#### Listed records

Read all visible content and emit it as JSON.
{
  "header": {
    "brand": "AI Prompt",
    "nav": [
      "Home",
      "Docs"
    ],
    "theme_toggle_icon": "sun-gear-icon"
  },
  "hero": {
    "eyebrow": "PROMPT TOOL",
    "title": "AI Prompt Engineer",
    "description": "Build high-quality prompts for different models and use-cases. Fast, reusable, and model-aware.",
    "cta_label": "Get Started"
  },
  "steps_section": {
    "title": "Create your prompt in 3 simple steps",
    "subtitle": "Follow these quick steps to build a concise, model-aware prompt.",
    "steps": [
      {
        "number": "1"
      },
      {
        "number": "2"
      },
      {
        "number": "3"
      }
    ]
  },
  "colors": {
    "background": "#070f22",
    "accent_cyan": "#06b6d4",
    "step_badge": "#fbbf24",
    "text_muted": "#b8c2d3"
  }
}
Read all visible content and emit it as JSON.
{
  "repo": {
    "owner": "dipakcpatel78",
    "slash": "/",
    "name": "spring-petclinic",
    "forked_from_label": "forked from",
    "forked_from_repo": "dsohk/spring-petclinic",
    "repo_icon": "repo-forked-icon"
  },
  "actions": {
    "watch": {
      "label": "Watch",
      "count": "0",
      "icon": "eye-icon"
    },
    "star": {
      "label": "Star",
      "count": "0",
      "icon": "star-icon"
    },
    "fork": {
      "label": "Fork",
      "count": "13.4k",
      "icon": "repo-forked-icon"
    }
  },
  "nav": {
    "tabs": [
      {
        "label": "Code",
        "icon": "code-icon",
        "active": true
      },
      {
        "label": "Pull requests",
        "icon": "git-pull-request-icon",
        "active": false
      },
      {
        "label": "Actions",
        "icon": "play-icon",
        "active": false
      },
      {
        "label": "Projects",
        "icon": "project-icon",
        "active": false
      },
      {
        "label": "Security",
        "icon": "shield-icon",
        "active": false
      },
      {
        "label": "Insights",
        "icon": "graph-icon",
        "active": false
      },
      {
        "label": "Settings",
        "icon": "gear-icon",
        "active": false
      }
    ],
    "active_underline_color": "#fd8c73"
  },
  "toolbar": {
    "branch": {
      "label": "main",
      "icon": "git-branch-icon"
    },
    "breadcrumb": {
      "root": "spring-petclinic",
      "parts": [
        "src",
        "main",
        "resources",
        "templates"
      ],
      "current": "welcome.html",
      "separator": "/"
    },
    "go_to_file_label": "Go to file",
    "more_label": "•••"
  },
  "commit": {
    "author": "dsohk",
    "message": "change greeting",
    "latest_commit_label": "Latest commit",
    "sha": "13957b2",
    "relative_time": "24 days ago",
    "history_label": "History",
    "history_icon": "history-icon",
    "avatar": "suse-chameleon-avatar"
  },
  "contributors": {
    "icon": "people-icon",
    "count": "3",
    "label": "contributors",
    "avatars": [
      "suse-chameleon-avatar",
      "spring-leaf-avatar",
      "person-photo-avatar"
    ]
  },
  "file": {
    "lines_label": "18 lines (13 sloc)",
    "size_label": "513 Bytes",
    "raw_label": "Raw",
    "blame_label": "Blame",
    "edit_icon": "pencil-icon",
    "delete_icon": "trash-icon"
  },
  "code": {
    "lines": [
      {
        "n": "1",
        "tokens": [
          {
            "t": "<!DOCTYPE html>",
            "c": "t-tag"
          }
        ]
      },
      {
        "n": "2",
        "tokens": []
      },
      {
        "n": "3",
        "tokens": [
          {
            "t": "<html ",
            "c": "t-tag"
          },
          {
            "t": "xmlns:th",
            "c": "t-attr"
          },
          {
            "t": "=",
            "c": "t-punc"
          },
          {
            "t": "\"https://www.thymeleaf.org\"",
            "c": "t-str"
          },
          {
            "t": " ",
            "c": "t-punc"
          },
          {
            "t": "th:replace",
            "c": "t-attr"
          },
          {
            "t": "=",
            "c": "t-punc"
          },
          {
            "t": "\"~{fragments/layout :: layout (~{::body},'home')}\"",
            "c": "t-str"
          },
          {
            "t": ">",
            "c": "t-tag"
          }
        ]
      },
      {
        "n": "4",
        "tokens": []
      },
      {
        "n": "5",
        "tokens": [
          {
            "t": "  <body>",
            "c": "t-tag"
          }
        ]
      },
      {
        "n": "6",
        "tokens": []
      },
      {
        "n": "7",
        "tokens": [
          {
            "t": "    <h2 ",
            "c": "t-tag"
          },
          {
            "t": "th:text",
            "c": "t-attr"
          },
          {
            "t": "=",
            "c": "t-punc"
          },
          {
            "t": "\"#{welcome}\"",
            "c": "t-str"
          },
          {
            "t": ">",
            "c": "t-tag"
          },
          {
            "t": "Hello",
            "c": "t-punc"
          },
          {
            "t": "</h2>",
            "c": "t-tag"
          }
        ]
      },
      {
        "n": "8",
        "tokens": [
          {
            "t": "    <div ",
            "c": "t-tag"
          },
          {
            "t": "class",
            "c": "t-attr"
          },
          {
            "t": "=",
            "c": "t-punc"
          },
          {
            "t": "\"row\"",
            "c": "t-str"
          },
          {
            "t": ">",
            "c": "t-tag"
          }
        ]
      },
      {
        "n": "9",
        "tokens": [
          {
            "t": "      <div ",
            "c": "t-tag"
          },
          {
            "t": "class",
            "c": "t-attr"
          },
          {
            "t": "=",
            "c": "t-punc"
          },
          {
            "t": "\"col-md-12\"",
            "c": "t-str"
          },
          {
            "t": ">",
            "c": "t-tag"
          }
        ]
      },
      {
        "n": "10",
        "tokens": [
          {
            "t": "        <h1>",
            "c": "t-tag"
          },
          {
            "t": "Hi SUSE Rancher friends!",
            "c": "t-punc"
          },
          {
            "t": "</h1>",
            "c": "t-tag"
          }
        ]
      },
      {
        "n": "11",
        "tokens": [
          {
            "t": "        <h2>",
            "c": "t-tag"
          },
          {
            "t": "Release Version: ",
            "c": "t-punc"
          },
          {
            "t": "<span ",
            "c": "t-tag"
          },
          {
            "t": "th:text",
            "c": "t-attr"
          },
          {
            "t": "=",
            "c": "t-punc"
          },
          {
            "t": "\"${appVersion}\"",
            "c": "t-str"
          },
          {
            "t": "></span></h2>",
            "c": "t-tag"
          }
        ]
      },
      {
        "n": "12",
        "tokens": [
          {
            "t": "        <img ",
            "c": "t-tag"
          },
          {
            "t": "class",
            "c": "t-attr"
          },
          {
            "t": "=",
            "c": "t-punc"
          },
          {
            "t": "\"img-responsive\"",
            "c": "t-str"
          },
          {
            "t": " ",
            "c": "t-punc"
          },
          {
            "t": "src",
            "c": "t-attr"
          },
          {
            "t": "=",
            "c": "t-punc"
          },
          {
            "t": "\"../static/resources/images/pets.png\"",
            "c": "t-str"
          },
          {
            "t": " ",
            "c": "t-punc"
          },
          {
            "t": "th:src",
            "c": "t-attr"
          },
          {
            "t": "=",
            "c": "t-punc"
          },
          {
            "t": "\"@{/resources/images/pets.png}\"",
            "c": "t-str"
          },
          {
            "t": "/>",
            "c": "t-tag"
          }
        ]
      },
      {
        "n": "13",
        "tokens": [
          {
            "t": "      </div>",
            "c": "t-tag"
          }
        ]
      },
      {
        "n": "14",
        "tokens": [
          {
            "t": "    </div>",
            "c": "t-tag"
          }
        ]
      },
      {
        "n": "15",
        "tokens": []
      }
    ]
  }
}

########

▸ Written exercise: Write the complete data out, exactly as above.

▸ Task output:
Read all visible content and emit it as JSON.
{
  "header": {
    "brand": "AI Prompt",
    "nav": [
      "Home",
      "Docs"
    ],
    "theme_toggle_icon": "sun-gear-icon"
  },
  "hero": {
    "eyebrow": "PROMPT TOOL",
    "title": "AI Prompt Engineer",
    "description": "Build high-quality prompts for different models and use-cases. Fast, reusable, and model-aware.",
    "cta_label": "Get Started"
  },
  "steps_section": {
    "title": "Create your prompt in 3 simple steps",
    "subtitle": "Follow these quick steps to build a concise, model-aware prompt.",
    "steps": [
      {
        "number": "1"
      },
      {
        "number": "2"
      },
      {
        "number": "3"
      }
    ]
  },
  "colors": {
    "background": "#070f22",
    "accent_cyan": "#06b6d4",
    "step_badge": "#fbbf24",
    "text_muted": "#b8c2d3"
  }
}
Read all visible content and emit it as JSON.
{
  "repo": {
    "owner": "dipakcpatel78",
    "slash": "/",
    "name": "spring-petclinic",
    "forked_from_label": "forked from",
    "forked_from_repo": "dsohk/spring-petclinic",
    "repo_icon": "repo-forked-icon"
  },
  "actions": {
    "watch": {
      "label": "Watch",
      "count": "0",
      "icon": "eye-icon"
    },
    "star": {
      "label": "Star",
      "count": "0",
      "icon": "star-icon"
    },
    "fork": {
      "label": "Fork",
      "count": "13.4k",
      "icon": "repo-forked-icon"
    }
  },
  "nav": {
    "tabs": [
      {
        "label": "Code",
        "icon": "code-icon",
        "active": true
      },
      {
        "label": "Pull requests",
        "icon": "git-pull-request-icon",
        "active": false
      },
      {
        "label": "Actions",
        "icon": "play-icon",
        "active": false
      },
      {
        "label": "Projects",
        "icon": "project-icon",
        "active": false
      },
      {
        "label": "Security",
        "icon": "shield-icon",
        "active": false
      },
      {
        "label": "Insights",
        "icon": "graph-icon",
        "active": false
      },
      {
        "label": "Settings",
        "icon": "gear-icon",
        "active": false
      }
    ],
    "active_underline_color": "#fd8c73"
  },
  "toolbar": {
    "branch": {
      "label": "main",
      "icon": "git-branch-icon"
    },
    "breadcrumb": {
      "root": "spring-petclinic",
      "parts": [
        "src",
        "main",
        "resources",
        "templates"
      ],
      "current": "welcome.html",
      "separator": "/"
    },
    "go_to_file_label": "Go to file",
    "more_label": "•••"
  },
  "commit": {
    "author": "dsohk",
    "message": "change greeting",
    "latest_commit_label": "Latest commit",
    "sha": "13957b2",
    "relative_time": "24 days ago",
    "history_label": "History",
    "history_icon": "history-icon",
    "avatar": "suse-chameleon-avatar"
  },
  "contributors": {
    "icon": "people-icon",
    "count": "3",
    "label": "contributors",
    "avatars": [
      "suse-chameleon-avatar",
      "spring-leaf-avatar",
      "person-photo-avatar"
    ]
  },
  "file": {
    "lines_label": "18 lines (13 sloc)",
    "size_label": "513 Bytes",
    "raw_label": "Raw",
    "blame_label": "Blame",
    "edit_icon": "pencil-icon",
    "delete_icon": "trash-icon"
  },
  "code": {
    "lines": [
      {
        "n": "1",
        "tokens": [
          {
            "t": "<!DOCTYPE html>",
            "c": "t-tag"
          }
        ]
      },
      {
        "n": "2",
        "tokens": []
      },
      {
        "n": "3",
        "tokens": [
          {
            "t": "<html ",
            "c": "t-tag"
          },
          {
            "t": "xmlns:th",
            "c": "t-attr"
          },
          {
            "t": "=",
            "c": "t-punc"
          },
          {
            "t": "\"https://www.thymeleaf.org\"",
            "c": "t-str"
          },
          {
            "t": " ",
            "c": "t-punc"
          },
          {
            "t": "th:replace",
            "c": "t-attr"
          },
          {
            "t": "=",
            "c": "t-punc"
          },
          {
            "t": "\"~{fragments/layout :: layout (~{::body},'home')}\"",
            "c": "t-str"
          },
          {
            "t": ">",
            "c": "t-tag"
          }
        ]
      },
      {
        "n": "4",
        "tokens": []
      },
      {
        "n": "5",
        "tokens": [
          {
            "t": "  <body>",
            "c": "t-tag"
          }
        ]
      },
      {
        "n": "6",
        "tokens": []
      },
      {
        "n": "7",
        "tokens": [
          {
            "t": "    <h2 ",
            "c": "t-tag"
          },
          {
            "t": "th:text",
            "c": "t-attr"
          },
          {
            "t": "=",
            "c": "t-punc"
          },
          {
            "t": "\"#{welcome}\"",
            "c": "t-str"
          },
          {
            "t": ">",
            "c": "t-tag"
          },
          {
            "t": "Hello",
            "c": "t-punc"
          },
          {
            "t": "</h2>",
            "c": "t-tag"
          }
        ]
      },
      {
        "n": "8",
        "tokens": [
          {
            "t": "    <div ",
            "c": "t-tag"
          },
          {
            "t": "class",
            "c": "t-attr"
          },
          {
            "t": "=",
            "c": "t-punc"
          },
          {
            "t": "\"row\"",
            "c": "t-str"
          },
          {
            "t": ">",
            "c": "t-tag"
          }
        ]
      },
      {
        "n": "9",
        "tokens": [
          {
            "t": "      <div ",
            "c": "t-tag"
          },
          {
            "t": "class",
            "c": "t-attr"
          },
          {
            "t": "=",
            "c": "t-punc"
          },
          {
            "t": "\"col-md-12\"",
            "c": "t-str"
          },
          {
            "t": ">",
            "c": "t-tag"
          }
        ]
      },
      {
        "n": "10",
        "tokens": [
          {
            "t": "        <h1>",
            "c": "t-tag"
          },
          {
            "t": "Hi SUSE Rancher friends!",
            "c": "t-punc"
          },
          {
            "t": "</h1>",
            "c": "t-tag"
          }
        ]
      },
      {
        "n": "11",
        "tokens": [
          {
            "t": "        <h2>",
            "c": "t-tag"
          },
          {
            "t": "Release Version: ",
            "c": "t-punc"
          },
          {
            "t": "<span ",
            "c": "t-tag"
          },
          {
            "t": "th:text",
            "c": "t-attr"
          },
          {
            "t": "=",
            "c": "t-punc"
          },
          {
            "t": "\"${appVersion}\"",
            "c": "t-str"
          },
          {
            "t": "></span></h2>",
            "c": "t-tag"
          }
        ]
      },
      {
        "n": "12",
        "tokens": [
          {
            "t": "        <img ",
            "c": "t-tag"
          },
          {
            "t": "class",
            "c": "t-attr"
          },
          {
            "t": "=",
            "c": "t-punc"
          },
          {
            "t": "\"img-responsive\"",
            "c": "t-str"
          },
          {
            "t": " ",
            "c": "t-punc"
          },
          {
            "t": "src",
            "c": "t-attr"
          },
          {
            "t": "=",
            "c": "t-punc"
          },
          {
            "t": "\"../static/resources/images/pets.png\"",
            "c": "t-str"
          },
          {
            "t": " ",
            "c": "t-punc"
          },
          {
            "t": "th:src",
            "c": "t-attr"
          },
          {
            "t": "=",
            "c": "t-punc"
          },
          {
            "t": "\"@{/resources/images/pets.png}\"",
            "c": "t-str"
          },
          {
            "t": "/>",
            "c": "t-tag"
          }
        ]
      },
      {
        "n": "13",
        "tokens": [
          {
            "t": "      </div>",
            "c": "t-tag"
          }
        ]
      },
      {
        "n": "14",
        "tokens": [
          {
            "t": "    </div>",
            "c": "t-tag"
          }
        ]
      },
      {
        "n": "15",
        "tokens": []
      }
    ]
  }
}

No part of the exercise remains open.